• [What is required] Transcribe each of the records below exactly, excluding all pictures.

• [Records for processing]

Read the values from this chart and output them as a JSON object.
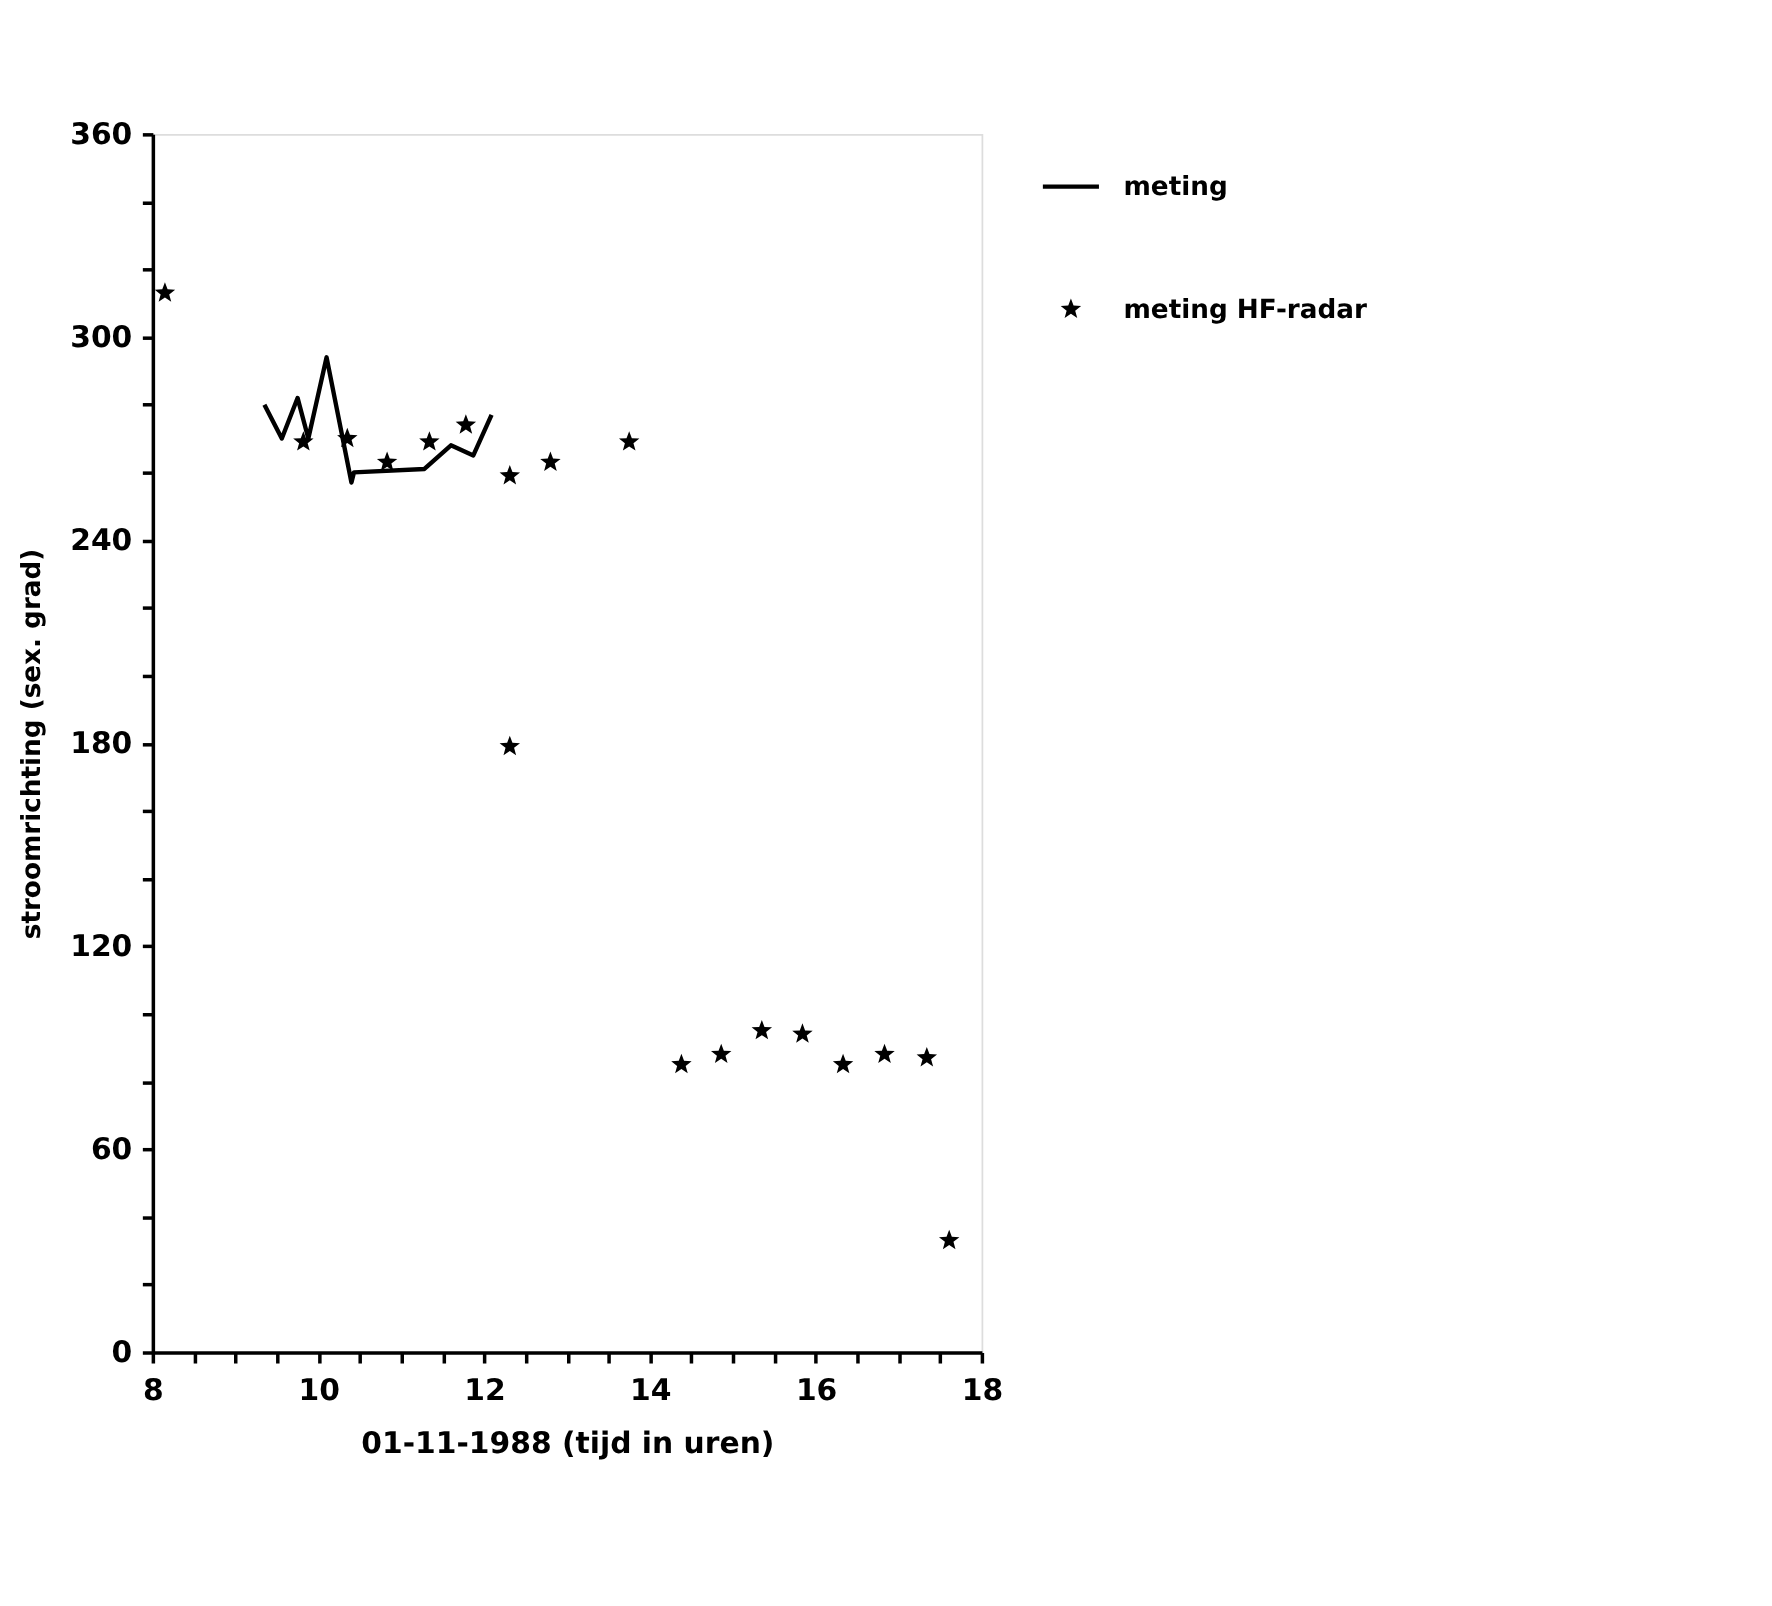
{
  "chart_data": {
    "type": "scatter",
    "xlabel": "01-11-1988   (tijd in uren)",
    "ylabel": "stroomrichting (sex. grad)",
    "xlim": [
      8,
      18
    ],
    "ylim": [
      0,
      360
    ],
    "xticks": [
      8,
      {
        "value": 8.5,
        "label": null
      },
      {
        "value": 9,
        "label": null
      },
      {
        "value": 9.5,
        "label": null
      },
      10,
      {
        "value": 10.5,
        "label": null
      },
      {
        "value": 11,
        "label": null
      },
      {
        "value": 11.5,
        "label": null
      },
      12,
      {
        "value": 12.5,
        "label": null
      },
      {
        "value": 13,
        "label": null
      },
      {
        "value": 13.5,
        "label": null
      },
      14,
      {
        "value": 14.5,
        "label": null
      },
      {
        "value": 15,
        "label": null
      },
      {
        "value": 15.5,
        "label": null
      },
      16,
      {
        "value": 16.5,
        "label": null
      },
      {
        "value": 17,
        "label": null
      },
      {
        "value": 17.5,
        "label": null
      },
      18
    ],
    "yticks": [
      0,
      {
        "value": 20,
        "label": null
      },
      {
        "value": 40,
        "label": null
      },
      60,
      {
        "value": 80,
        "label": null
      },
      {
        "value": 100,
        "label": null
      },
      120,
      {
        "value": 140,
        "label": null
      },
      {
        "value": 160,
        "label": null
      },
      180,
      {
        "value": 200,
        "label": null
      },
      {
        "value": 220,
        "label": null
      },
      240,
      {
        "value": 260,
        "label": null
      },
      {
        "value": 280,
        "label": null
      },
      300,
      {
        "value": 320,
        "label": null
      },
      {
        "value": 340,
        "label": null
      },
      360
    ],
    "grid": false,
    "legend": "right",
    "series": [
      {
        "name": "meting",
        "type": "line",
        "color": "#000000",
        "line_style": "solid",
        "marker": "none",
        "x": [
          9.35,
          9.56,
          9.75,
          9.88,
          10.1,
          10.4,
          10.43,
          11.28,
          11.6,
          11.87,
          12.09
        ],
        "values": [
          280,
          270,
          282,
          270,
          294,
          257,
          260,
          261,
          268,
          265,
          277
        ]
      },
      {
        "name": "meting HF-radar",
        "color": "#000000",
        "marker": "star",
        "x": [
          8.15,
          9.82,
          10.35,
          10.83,
          11.34,
          11.78,
          12.31,
          12.31,
          12.8,
          13.75,
          14.38,
          14.86,
          15.35,
          15.84,
          16.33,
          16.83,
          17.34,
          17.61
        ],
        "values": [
          313,
          269,
          270,
          263,
          269,
          274,
          259,
          179,
          263,
          269,
          85,
          88,
          95,
          94,
          85,
          88,
          87,
          33
        ]
      }
    ]
  }
}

• [The solution]
Read the values from this chart and output them as a JSON object.
{
  "chart_data": {
    "type": "scatter",
    "xlabel": "01-11-1988   (tijd in uren)",
    "ylabel": "stroomrichting (sex. grad)",
    "xlim": [
      8,
      18
    ],
    "ylim": [
      0,
      360
    ],
    "xticks": [
      8,
      {
        "value": 8.5,
        "label": null
      },
      {
        "value": 9,
        "label": null
      },
      {
        "value": 9.5,
        "label": null
      },
      10,
      {
        "value": 10.5,
        "label": null
      },
      {
        "value": 11,
        "label": null
      },
      {
        "value": 11.5,
        "label": null
      },
      12,
      {
        "value": 12.5,
        "label": null
      },
      {
        "value": 13,
        "label": null
      },
      {
        "value": 13.5,
        "label": null
      },
      14,
      {
        "value": 14.5,
        "label": null
      },
      {
        "value": 15,
        "label": null
      },
      {
        "value": 15.5,
        "label": null
      },
      16,
      {
        "value": 16.5,
        "label": null
      },
      {
        "value": 17,
        "label": null
      },
      {
        "value": 17.5,
        "label": null
      },
      18
    ],
    "yticks": [
      0,
      {
        "value": 20,
        "label": null
      },
      {
        "value": 40,
        "label": null
      },
      60,
      {
        "value": 80,
        "label": null
      },
      {
        "value": 100,
        "label": null
      },
      120,
      {
        "value": 140,
        "label": null
      },
      {
        "value": 160,
        "label": null
      },
      180,
      {
        "value": 200,
        "label": null
      },
      {
        "value": 220,
        "label": null
      },
      240,
      {
        "value": 260,
        "label": null
      },
      {
        "value": 280,
        "label": null
      },
      300,
      {
        "value": 320,
        "label": null
      },
      {
        "value": 340,
        "label": null
      },
      360
    ],
    "grid": false,
    "legend": "right",
    "series": [
      {
        "name": "meting",
        "type": "line",
        "color": "#000000",
        "line_style": "solid",
        "marker": "none",
        "x": [
          9.35,
          9.56,
          9.75,
          9.88,
          10.1,
          10.4,
          10.43,
          11.28,
          11.6,
          11.87,
          12.09
        ],
        "values": [
          280,
          270,
          282,
          270,
          294,
          257,
          260,
          261,
          268,
          265,
          277
        ]
      },
      {
        "name": "meting HF-radar",
        "color": "#000000",
        "marker": "star",
        "x": [
          8.15,
          9.82,
          10.35,
          10.83,
          11.34,
          11.78,
          12.31,
          12.31,
          12.8,
          13.75,
          14.38,
          14.86,
          15.35,
          15.84,
          16.33,
          16.83,
          17.34,
          17.61
        ],
        "values": [
          313,
          269,
          270,
          263,
          269,
          274,
          259,
          179,
          263,
          269,
          85,
          88,
          95,
          94,
          85,
          88,
          87,
          33
        ]
      }
    ]
  }
}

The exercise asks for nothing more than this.